Task requirements:
Wherever the word "классификации" appears in a line, extract that line.

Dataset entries
******************************

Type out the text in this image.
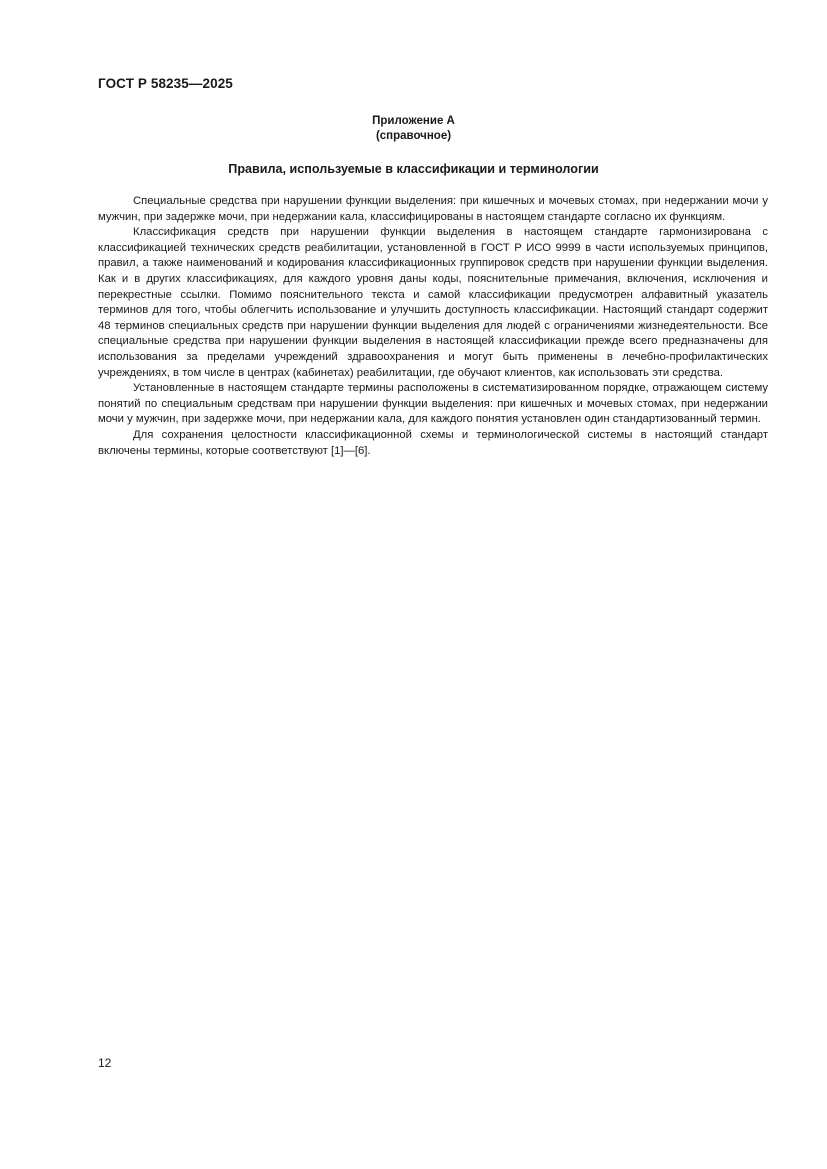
ГОСТ Р 58235—2025
Приложение А
(справочное)
Правила, используемые в классификации и терминологии

Специальные средства при нарушении функции выделения: при кишечных и мочевых стомах, при недержании мочи у мужчин, при задержке мочи, при недержании кала, классифицированы в настоящем стандарте согласно их функциям.

Классификация средств при нарушении функции выделения в настоящем стандарте гармонизирована с классификацией технических средств реабилитации, установленной в ГОСТ Р ИСО 9999 в части используемых принципов, правил, а также наименований и кодирования классификационных группировок средств при нарушении функции выделения. Как и в других классификациях, для каждого уровня даны коды, пояснительные примечания, включения, исключения и перекрестные ссылки. Помимо пояснительного текста и самой классификации предусмотрен алфавитный указатель терминов для того, чтобы облегчить использование и улучшить доступность классификации. Настоящий стандарт содержит 48 терминов специальных средств при нарушении функции выделения для людей с ограничениями жизнедеятельности. Все специальные средства при нарушении функции выделения в настоящей классификации прежде всего предназначены для использования за пределами учреждений здравоохранения и могут быть применены в лечебно-профилактических учреждениях, в том числе в центрах (кабинетах) реабилитации, где обучают клиентов, как использовать эти средства.

Установленные в настоящем стандарте термины расположены в систематизированном порядке, отражающем систему понятий по специальным средствам при нарушении функции выделения: при кишечных и мочевых стомах, при недержании мочи у мужчин, при задержке мочи, при недержании кала, для каждого понятия установлен один стандартизованный термин.

Для сохранения целостности классификационной схемы и терминологической системы в настоящий стандарт включены термины, которые соответствуют [1]—[6].

12
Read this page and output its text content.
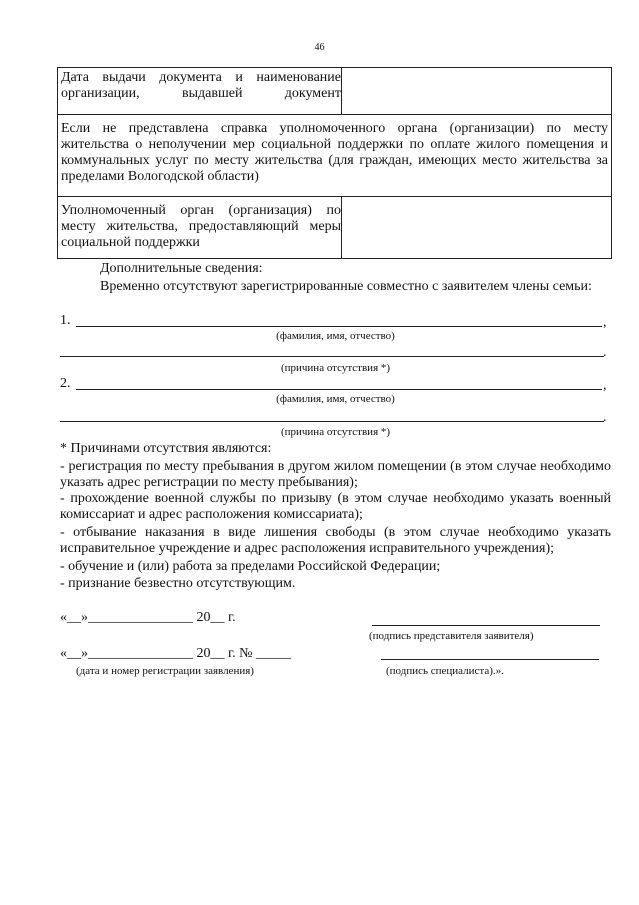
46
Дата выдачи документа и наименование организации, выдавшей документ

Если не представлена справка уполномоченного органа (организации) по месту жительства о неполучении мер социальной поддержки по оплате жилого помещения и коммунальных услуг по месту жительства (для граждан, имеющих место жительства за пределами Вологодской области)
Уполномоченный орган (организация) по месту жительства, предоставляющий меры социальной поддержки

Дополнительные сведения:
Временно отсутствуют зарегистрированные совместно с заявителем члены семьи:
1.	,
(фамилия, имя, отчество)
.
(причина отсутствия *)
2.	,
(фамилия, имя, отчество)
.
(причина отсутствия *)
* Причинами отсутствия являются:
- регистрация по месту пребывания в другом жилом помещении (в этом случае необходимо указать адрес регистрации по месту пребывания);
- прохождение военной службы по призыву (в этом случае необходимо указать военный комиссариат и адрес расположения комиссариата);
- отбывание наказания в виде лишения свободы (в этом случае необходимо указать исправительное учреждение и адрес расположения исправительного учреждения);
- обучение и (или) работа за пределами Российской Федерации;
- признание безвестно отсутствующим.
«__»_______________ 20__ г.
(подпись представителя заявителя)
«__»_______________ 20__ г. № _____
(дата и номер регистрации заявления)	(подпись специалиста).».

******************************

Output for this exercise:
Правила, используемые в классификации и терминологии
Классификация средств при нарушении функции выделения в настоящем стандарте гармонизирована с классификацией технических средств реабилитации, установленной в ГОСТ Р ИСО 9999 в части используемых принципов, правил, а также наименований и кодирования классификационных группировок средств при нарушении функции выделения. Как и в других классификациях, для каждого уровня даны коды, пояснительные примечания, включения, исключения и перекрестные ссылки. Помимо пояснительного текста и самой классификации предусмотрен алфавитный указатель терминов для того, чтобы облегчить использование и улучшить доступность классификации. Настоящий стандарт содержит 48 терминов специальных средств при нарушении функции выделения для людей с ограничениями жизнедеятельности. Все специальные средства при нарушении функции выделения в настоящей классификации прежде всего предназначены для использования за пределами учреждений здравоохранения и могут быть применены в лечебно-профилактических учреждениях, в том числе в центрах (кабинетах) реабилитации, где обучают клиентов, как использовать эти средства.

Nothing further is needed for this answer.